> _TASK STATEMENT_
Keep the wording of each record exactly the same when you repeat it, and leave out pictures.

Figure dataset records

## Begin

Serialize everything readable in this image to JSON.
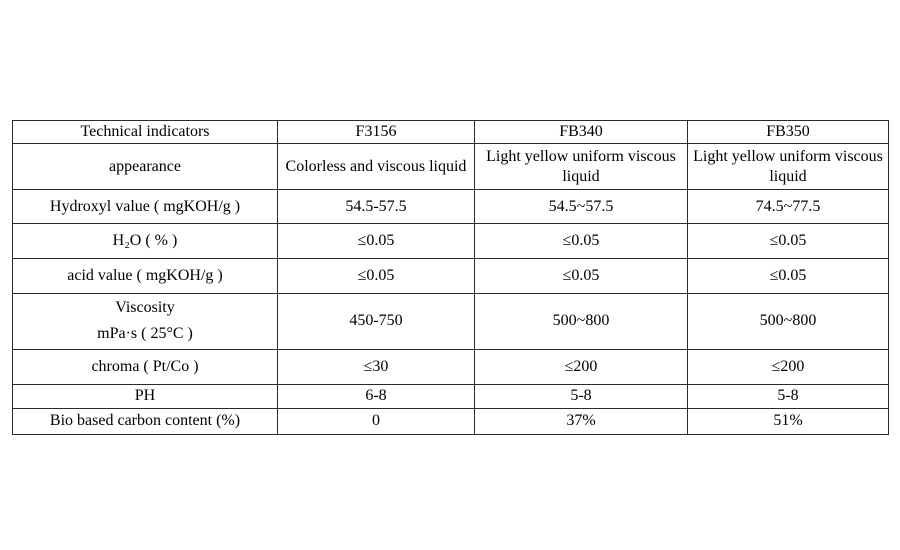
{
  "table": {
    "columns": [
      "Technical indicators",
      "F3156",
      "FB340",
      "FB350"
    ],
    "rows": [
      {
        "label": "appearance",
        "values": [
          "Colorless and viscous liquid",
          "Light yellow uniform viscous liquid",
          "Light yellow uniform viscous liquid"
        ]
      },
      {
        "label": "Hydroxyl value ( mgKOH/g )",
        "values": [
          "54.5-57.5",
          "54.5~57.5",
          "74.5~77.5"
        ]
      },
      {
        "label": "H₂O ( % )",
        "values": [
          "≤0.05",
          "≤0.05",
          "≤0.05"
        ]
      },
      {
        "label": "acid value ( mgKOH/g )",
        "values": [
          "≤0.05",
          "≤0.05",
          "≤0.05"
        ]
      },
      {
        "label": "Viscosity\nmPa·s ( 25°C )",
        "values": [
          "450-750",
          "500~800",
          "500~800"
        ]
      },
      {
        "label": "chroma ( Pt/Co )",
        "values": [
          "≤30",
          "≤200",
          "≤200"
        ]
      },
      {
        "label": "PH",
        "values": [
          "6-8",
          "5-8",
          "5-8"
        ]
      },
      {
        "label": "Bio based carbon content (%)",
        "values": [
          "0",
          "37%",
          "51%"
        ]
      }
    ],
    "colors": {
      "border": "#2a2a2a",
      "text": "#000000",
      "background": "#ffffff"
    }
  }
}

## End

> _REPLY TO THE EXERCISE_
Serialize everything readable in this image to JSON.
{
  "table": {
    "columns": [
      "Technical indicators",
      "F3156",
      "FB340",
      "FB350"
    ],
    "rows": [
      {
        "label": "appearance",
        "values": [
          "Colorless and viscous liquid",
          "Light yellow uniform viscous liquid",
          "Light yellow uniform viscous liquid"
        ]
      },
      {
        "label": "Hydroxyl value ( mgKOH/g )",
        "values": [
          "54.5-57.5",
          "54.5~57.5",
          "74.5~77.5"
        ]
      },
      {
        "label": "H₂O ( % )",
        "values": [
          "≤0.05",
          "≤0.05",
          "≤0.05"
        ]
      },
      {
        "label": "acid value ( mgKOH/g )",
        "values": [
          "≤0.05",
          "≤0.05",
          "≤0.05"
        ]
      },
      {
        "label": "Viscosity\nmPa·s ( 25°C )",
        "values": [
          "450-750",
          "500~800",
          "500~800"
        ]
      },
      {
        "label": "chroma ( Pt/Co )",
        "values": [
          "≤30",
          "≤200",
          "≤200"
        ]
      },
      {
        "label": "PH",
        "values": [
          "6-8",
          "5-8",
          "5-8"
        ]
      },
      {
        "label": "Bio based carbon content (%)",
        "values": [
          "0",
          "37%",
          "51%"
        ]
      }
    ],
    "colors": {
      "border": "#2a2a2a",
      "text": "#000000",
      "background": "#ffffff"
    }
  }
}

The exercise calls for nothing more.